Rows from a figure dataset:
........

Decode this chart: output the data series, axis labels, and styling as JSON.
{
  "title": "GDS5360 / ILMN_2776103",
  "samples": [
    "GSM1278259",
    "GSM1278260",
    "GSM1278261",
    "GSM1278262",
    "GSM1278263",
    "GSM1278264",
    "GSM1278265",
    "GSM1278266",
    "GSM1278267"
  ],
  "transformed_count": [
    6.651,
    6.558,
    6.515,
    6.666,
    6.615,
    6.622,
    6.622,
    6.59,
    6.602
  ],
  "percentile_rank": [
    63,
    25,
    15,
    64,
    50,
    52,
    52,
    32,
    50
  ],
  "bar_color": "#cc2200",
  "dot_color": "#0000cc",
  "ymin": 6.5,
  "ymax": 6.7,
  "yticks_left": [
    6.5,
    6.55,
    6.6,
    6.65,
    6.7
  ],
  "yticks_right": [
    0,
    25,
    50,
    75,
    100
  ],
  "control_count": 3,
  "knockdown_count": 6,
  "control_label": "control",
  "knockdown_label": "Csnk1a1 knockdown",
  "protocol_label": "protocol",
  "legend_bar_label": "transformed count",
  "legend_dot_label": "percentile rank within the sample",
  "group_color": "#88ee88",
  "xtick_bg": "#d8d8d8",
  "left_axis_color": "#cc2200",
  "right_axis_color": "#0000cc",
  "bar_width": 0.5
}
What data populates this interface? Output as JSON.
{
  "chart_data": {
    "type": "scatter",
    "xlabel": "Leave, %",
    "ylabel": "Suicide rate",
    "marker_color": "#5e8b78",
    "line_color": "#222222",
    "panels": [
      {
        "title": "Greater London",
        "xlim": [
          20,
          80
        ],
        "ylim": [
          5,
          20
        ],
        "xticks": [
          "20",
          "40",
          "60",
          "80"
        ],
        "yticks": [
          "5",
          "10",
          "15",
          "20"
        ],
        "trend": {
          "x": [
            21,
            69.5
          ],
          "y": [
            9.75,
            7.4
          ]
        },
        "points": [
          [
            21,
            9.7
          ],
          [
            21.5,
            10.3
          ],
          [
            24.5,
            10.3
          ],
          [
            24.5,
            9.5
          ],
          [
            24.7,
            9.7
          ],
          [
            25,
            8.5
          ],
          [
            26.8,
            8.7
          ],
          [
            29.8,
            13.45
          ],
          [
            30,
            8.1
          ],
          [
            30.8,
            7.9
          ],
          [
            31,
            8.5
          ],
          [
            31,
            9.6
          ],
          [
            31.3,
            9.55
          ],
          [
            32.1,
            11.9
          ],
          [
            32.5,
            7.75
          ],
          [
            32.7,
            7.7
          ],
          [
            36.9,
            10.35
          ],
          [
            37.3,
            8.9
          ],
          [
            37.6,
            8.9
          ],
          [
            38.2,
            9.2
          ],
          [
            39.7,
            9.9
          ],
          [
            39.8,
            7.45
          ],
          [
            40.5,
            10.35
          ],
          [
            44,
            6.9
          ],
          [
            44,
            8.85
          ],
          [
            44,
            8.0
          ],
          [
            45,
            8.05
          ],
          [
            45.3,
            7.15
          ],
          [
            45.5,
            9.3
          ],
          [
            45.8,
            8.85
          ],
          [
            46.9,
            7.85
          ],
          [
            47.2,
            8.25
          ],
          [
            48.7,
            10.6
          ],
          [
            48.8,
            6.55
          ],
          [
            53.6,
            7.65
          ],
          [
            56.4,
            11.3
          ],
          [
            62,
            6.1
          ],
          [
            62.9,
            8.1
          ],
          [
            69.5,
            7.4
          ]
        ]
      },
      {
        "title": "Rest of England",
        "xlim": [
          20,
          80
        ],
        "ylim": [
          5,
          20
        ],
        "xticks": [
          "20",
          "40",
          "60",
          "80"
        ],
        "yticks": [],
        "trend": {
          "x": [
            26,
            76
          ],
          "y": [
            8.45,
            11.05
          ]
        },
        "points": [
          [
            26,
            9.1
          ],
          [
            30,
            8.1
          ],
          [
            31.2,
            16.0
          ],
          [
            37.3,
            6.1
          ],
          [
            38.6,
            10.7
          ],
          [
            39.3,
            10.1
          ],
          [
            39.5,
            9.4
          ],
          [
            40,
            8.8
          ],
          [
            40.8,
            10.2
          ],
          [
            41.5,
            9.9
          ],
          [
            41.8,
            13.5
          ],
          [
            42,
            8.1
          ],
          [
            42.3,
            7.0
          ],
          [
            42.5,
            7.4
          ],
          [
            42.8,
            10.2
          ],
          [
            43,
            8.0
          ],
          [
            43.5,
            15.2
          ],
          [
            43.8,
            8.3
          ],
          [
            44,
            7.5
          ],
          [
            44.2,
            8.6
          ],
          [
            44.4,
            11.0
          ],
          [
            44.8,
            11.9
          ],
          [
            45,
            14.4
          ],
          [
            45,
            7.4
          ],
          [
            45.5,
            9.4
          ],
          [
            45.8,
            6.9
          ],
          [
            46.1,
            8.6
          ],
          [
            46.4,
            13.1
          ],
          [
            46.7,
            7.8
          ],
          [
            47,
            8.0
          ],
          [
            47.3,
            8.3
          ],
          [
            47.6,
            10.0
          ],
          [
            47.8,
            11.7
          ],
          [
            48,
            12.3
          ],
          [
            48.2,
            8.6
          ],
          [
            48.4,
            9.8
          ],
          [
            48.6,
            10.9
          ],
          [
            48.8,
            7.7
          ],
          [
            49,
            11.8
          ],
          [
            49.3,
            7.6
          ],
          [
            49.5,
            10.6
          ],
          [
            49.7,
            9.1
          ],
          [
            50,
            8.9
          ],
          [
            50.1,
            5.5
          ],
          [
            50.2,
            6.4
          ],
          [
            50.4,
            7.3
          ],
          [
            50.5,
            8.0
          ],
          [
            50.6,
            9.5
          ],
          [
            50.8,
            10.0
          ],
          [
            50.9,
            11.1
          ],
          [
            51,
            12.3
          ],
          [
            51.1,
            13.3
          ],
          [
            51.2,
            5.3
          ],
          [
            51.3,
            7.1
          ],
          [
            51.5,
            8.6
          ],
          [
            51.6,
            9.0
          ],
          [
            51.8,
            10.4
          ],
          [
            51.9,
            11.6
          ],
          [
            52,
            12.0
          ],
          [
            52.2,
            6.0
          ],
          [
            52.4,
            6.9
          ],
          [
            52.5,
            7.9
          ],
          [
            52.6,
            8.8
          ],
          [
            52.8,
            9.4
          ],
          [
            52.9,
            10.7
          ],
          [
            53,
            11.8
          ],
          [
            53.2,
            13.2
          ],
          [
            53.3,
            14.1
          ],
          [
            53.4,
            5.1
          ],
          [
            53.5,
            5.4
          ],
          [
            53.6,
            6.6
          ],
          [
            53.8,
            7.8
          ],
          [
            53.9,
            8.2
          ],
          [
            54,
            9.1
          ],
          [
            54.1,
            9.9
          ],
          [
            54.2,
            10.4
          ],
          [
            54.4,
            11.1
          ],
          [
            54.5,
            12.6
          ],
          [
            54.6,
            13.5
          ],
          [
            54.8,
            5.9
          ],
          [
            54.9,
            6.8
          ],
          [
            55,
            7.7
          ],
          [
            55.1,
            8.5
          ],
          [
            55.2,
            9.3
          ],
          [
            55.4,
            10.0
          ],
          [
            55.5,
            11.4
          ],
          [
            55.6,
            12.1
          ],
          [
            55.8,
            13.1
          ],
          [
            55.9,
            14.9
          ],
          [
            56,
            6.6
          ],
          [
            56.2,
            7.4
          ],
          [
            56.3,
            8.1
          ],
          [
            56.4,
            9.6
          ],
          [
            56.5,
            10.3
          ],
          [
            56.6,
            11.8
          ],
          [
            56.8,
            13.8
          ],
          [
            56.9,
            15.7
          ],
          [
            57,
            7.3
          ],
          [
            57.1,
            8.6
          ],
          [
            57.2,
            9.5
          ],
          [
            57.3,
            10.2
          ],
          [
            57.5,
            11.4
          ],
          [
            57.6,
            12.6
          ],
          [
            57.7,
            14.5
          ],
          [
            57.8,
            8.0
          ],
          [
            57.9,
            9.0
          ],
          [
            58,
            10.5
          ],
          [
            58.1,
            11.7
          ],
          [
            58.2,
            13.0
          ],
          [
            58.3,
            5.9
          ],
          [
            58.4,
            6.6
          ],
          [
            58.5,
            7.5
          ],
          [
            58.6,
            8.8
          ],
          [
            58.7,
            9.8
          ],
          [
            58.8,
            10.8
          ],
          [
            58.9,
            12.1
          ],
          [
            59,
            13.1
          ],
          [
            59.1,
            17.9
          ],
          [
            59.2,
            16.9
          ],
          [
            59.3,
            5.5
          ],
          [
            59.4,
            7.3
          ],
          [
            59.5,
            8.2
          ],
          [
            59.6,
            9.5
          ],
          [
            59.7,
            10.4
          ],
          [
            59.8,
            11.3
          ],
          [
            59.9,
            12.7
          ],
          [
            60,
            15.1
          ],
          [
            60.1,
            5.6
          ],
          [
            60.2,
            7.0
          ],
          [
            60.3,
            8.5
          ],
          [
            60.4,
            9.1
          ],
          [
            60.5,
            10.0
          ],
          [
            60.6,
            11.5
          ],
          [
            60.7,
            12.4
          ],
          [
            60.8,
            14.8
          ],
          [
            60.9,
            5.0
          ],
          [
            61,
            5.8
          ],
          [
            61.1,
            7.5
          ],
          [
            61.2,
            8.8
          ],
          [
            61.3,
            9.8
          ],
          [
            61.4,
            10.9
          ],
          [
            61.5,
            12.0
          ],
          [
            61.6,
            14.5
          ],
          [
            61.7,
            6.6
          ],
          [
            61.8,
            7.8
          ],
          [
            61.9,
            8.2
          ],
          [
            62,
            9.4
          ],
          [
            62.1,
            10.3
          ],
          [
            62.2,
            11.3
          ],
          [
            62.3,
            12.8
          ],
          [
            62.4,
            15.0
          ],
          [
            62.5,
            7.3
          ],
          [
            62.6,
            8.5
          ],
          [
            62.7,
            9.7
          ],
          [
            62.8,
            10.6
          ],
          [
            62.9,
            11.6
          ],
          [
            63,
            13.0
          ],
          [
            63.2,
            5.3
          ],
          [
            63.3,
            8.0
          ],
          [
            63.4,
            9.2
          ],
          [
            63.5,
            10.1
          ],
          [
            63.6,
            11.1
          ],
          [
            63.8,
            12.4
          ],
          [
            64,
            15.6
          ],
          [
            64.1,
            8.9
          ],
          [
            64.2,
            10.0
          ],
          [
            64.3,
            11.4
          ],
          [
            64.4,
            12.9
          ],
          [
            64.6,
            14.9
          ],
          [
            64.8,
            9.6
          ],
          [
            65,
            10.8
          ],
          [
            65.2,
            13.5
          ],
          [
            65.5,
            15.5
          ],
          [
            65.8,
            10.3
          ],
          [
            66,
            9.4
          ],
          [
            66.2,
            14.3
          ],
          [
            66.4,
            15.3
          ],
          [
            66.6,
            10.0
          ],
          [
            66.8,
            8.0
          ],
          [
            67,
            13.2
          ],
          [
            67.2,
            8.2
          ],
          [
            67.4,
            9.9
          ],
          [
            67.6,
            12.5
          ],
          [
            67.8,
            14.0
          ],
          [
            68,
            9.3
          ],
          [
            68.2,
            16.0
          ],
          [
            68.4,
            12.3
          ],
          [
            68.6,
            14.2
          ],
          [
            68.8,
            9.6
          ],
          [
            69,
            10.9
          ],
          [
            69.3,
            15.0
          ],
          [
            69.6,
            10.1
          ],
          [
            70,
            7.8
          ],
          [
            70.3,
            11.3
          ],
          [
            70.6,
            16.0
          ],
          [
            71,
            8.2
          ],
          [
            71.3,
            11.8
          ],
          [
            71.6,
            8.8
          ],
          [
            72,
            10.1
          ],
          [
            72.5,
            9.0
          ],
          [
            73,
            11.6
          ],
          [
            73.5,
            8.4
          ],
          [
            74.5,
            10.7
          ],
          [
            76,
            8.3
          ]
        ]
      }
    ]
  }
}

........

| Given request |
Where a line above contains the word "this", copy that line.

| Task result |
Decode this chart: output the data series, axis labels, and styling as JSON.
What data populates this interface? Output as JSON.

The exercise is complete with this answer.